# Data entries start
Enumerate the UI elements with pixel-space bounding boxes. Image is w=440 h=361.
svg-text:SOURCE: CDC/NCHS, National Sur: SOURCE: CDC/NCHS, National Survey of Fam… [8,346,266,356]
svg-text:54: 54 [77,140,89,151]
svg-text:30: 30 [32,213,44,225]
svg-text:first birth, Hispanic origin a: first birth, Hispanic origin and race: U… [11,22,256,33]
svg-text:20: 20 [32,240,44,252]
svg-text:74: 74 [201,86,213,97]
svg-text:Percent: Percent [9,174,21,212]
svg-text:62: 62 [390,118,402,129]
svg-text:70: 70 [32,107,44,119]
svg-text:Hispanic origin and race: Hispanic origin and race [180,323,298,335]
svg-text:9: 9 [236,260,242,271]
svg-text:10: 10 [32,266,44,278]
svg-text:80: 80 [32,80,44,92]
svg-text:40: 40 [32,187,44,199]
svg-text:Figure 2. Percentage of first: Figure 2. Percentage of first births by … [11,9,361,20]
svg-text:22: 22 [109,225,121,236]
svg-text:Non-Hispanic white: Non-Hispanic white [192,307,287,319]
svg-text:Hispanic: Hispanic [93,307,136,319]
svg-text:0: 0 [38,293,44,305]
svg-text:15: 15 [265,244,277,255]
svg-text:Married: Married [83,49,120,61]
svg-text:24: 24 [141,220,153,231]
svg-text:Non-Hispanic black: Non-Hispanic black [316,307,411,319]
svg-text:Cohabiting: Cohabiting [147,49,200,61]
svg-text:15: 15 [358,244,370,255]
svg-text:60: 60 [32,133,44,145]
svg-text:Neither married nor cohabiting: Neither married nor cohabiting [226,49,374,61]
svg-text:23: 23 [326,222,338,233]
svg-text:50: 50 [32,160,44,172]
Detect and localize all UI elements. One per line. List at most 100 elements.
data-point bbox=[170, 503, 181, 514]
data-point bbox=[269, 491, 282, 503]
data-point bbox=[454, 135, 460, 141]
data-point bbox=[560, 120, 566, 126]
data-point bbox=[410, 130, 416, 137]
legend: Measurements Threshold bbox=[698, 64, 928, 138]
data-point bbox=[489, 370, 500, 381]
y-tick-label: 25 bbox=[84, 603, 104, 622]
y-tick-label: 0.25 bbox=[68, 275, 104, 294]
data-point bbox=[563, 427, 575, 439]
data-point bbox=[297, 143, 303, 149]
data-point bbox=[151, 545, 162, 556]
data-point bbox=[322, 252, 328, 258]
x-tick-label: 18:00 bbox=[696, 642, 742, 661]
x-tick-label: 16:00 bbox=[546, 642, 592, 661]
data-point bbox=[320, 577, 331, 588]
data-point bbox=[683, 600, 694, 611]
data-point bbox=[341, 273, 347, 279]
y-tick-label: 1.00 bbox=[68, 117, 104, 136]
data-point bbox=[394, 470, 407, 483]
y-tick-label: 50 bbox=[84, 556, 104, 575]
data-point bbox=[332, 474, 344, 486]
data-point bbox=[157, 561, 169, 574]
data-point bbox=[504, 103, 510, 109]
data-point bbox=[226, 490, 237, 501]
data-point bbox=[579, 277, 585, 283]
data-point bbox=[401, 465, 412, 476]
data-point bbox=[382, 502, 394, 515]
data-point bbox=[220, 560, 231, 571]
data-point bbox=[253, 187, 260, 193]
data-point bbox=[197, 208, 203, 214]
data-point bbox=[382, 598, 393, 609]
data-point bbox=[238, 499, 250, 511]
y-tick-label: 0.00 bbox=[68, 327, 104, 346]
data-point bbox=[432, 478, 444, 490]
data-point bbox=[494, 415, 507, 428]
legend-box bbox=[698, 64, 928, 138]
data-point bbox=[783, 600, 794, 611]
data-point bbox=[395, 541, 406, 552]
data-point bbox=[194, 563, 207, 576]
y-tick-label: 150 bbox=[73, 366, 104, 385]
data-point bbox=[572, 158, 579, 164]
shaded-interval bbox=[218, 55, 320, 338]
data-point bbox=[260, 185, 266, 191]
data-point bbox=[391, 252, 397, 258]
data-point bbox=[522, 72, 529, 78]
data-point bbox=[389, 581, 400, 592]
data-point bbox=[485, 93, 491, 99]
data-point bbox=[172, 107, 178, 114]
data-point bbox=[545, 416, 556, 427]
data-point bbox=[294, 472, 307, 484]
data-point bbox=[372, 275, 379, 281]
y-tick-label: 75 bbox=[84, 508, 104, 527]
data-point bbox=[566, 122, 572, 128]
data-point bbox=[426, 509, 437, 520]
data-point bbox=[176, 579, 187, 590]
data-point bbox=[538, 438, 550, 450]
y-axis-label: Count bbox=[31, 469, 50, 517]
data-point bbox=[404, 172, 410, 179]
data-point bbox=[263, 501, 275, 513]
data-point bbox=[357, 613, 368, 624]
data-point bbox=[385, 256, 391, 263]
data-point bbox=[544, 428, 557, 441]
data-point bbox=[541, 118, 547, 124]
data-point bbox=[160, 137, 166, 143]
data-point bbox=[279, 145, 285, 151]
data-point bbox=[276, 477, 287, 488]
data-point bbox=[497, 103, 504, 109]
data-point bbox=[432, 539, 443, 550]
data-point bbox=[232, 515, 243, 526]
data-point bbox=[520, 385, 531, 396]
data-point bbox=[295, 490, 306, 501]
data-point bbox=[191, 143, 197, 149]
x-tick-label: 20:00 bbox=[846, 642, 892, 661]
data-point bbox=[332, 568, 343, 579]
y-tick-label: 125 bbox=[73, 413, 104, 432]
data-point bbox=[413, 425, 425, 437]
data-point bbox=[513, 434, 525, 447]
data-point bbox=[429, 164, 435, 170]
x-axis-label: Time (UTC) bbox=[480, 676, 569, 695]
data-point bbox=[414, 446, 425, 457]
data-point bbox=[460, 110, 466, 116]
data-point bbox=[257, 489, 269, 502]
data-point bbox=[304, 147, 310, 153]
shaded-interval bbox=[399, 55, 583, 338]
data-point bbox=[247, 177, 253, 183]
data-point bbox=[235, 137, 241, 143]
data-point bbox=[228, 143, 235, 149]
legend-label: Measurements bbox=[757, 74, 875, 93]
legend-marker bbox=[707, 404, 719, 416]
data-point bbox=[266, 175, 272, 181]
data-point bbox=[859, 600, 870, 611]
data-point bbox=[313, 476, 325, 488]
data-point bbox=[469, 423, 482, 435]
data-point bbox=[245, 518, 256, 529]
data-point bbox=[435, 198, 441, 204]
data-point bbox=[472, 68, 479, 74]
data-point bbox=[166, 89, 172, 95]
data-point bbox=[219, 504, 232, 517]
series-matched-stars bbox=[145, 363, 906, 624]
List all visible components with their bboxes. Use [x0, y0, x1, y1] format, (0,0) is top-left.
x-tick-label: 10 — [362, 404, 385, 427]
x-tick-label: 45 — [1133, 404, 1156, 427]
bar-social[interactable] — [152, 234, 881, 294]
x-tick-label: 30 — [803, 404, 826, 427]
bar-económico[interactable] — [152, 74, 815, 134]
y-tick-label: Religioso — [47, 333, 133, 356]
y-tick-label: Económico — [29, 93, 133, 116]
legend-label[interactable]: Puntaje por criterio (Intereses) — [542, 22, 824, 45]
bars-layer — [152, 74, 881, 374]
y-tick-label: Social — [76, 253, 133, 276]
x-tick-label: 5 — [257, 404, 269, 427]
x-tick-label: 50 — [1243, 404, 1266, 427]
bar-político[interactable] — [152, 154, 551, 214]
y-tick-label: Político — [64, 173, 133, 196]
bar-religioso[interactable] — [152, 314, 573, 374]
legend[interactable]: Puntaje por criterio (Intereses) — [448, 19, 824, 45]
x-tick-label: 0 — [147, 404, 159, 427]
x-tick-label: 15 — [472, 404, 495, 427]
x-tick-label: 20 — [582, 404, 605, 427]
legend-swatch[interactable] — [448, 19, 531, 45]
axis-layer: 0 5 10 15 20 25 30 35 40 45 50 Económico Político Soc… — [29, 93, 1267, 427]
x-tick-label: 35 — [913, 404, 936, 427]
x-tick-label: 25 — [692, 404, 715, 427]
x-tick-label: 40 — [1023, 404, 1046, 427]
# Data entries end
What is needed |
Reproduce the rows from the first one through the line holding "x-tick-label: 16:00 bbox=[546, 642, 592, 661]", inclusive, with "Threshold" changed to "Limit" and everything else left unchanged.

The reply |
Enumerate the UI elements with pixel-space bounding boxes. Image is w=440 h=361.
svg-text:SOURCE: CDC/NCHS, National Sur: SOURCE: CDC/NCHS, National Survey of Fam… [8,346,266,356]
svg-text:54: 54 [77,140,89,151]
svg-text:30: 30 [32,213,44,225]
svg-text:first birth, Hispanic origin a: first birth, Hispanic origin and race: U… [11,22,256,33]
svg-text:20: 20 [32,240,44,252]
svg-text:74: 74 [201,86,213,97]
svg-text:Percent: Percent [9,174,21,212]
svg-text:62: 62 [390,118,402,129]
svg-text:70: 70 [32,107,44,119]
svg-text:Hispanic origin and race: Hispanic origin and race [180,323,298,335]
svg-text:9: 9 [236,260,242,271]
svg-text:10: 10 [32,266,44,278]
svg-text:80: 80 [32,80,44,92]
svg-text:40: 40 [32,187,44,199]
svg-text:Figure 2. Percentage of first: Figure 2. Percentage of first births by … [11,9,361,20]
svg-text:22: 22 [109,225,121,236]
svg-text:Non-Hispanic white: Non-Hispanic white [192,307,287,319]
svg-text:Hispanic: Hispanic [93,307,136,319]
svg-text:0: 0 [38,293,44,305]
svg-text:15: 15 [265,244,277,255]
svg-text:Married: Married [83,49,120,61]
svg-text:24: 24 [141,220,153,231]
svg-text:Non-Hispanic black: Non-Hispanic black [316,307,411,319]
svg-text:Cohabiting: Cohabiting [147,49,200,61]
svg-text:15: 15 [358,244,370,255]
svg-text:60: 60 [32,133,44,145]
svg-text:Neither married nor cohabiting: Neither married nor cohabiting [226,49,374,61]
svg-text:23: 23 [326,222,338,233]
svg-text:50: 50 [32,160,44,172]
Detect and localize all UI elements. One per line. List at most 100 elements.
data-point bbox=[170, 503, 181, 514]
data-point bbox=[269, 491, 282, 503]
data-point bbox=[454, 135, 460, 141]
data-point bbox=[560, 120, 566, 126]
data-point bbox=[410, 130, 416, 137]
legend: Measurements Limit bbox=[698, 64, 928, 138]
data-point bbox=[489, 370, 500, 381]
y-tick-label: 25 bbox=[84, 603, 104, 622]
y-tick-label: 0.25 bbox=[68, 275, 104, 294]
data-point bbox=[563, 427, 575, 439]
data-point bbox=[297, 143, 303, 149]
data-point bbox=[151, 545, 162, 556]
data-point bbox=[322, 252, 328, 258]
x-tick-label: 18:00 bbox=[696, 642, 742, 661]
x-tick-label: 16:00 bbox=[546, 642, 592, 661]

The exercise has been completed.